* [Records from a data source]
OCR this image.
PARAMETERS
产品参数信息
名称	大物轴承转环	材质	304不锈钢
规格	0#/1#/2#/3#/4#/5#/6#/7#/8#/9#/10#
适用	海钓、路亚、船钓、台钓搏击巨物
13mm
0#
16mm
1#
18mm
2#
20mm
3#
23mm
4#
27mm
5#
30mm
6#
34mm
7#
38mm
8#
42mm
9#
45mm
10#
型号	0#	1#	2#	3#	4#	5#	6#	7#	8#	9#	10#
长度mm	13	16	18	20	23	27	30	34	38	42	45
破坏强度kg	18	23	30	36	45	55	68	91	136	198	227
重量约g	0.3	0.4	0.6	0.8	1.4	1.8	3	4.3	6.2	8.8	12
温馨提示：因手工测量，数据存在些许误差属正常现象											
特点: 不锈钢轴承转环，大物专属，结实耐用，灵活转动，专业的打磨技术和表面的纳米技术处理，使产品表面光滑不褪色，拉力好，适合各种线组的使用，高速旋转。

* [Exercise requirements] Reproduce the full listing above, character for character.

* [Reply]
OCR this image.
PARAMETERS
产品参数信息
名称	大物轴承转环	材质	304不锈钢
规格	0#/1#/2#/3#/4#/5#/6#/7#/8#/9#/10#
适用	海钓、路亚、船钓、台钓搏击巨物
13mm
0#
16mm
1#
18mm
2#
20mm
3#
23mm
4#
27mm
5#
30mm
6#
34mm
7#
38mm
8#
42mm
9#
45mm
10#
型号	0#	1#	2#	3#	4#	5#	6#	7#	8#	9#	10#
长度mm	13	16	18	20	23	27	30	34	38	42	45
破坏强度kg	18	23	30	36	45	55	68	91	136	198	227
重量约g	0.3	0.4	0.6	0.8	1.4	1.8	3	4.3	6.2	8.8	12
温馨提示：因手工测量，数据存在些许误差属正常现象											
特点: 不锈钢轴承转环，大物专属，结实耐用，灵活转动，专业的打磨技术和表面的纳米技术处理，使产品表面光滑不褪色，拉力好，适合各种线组的使用，高速旋转。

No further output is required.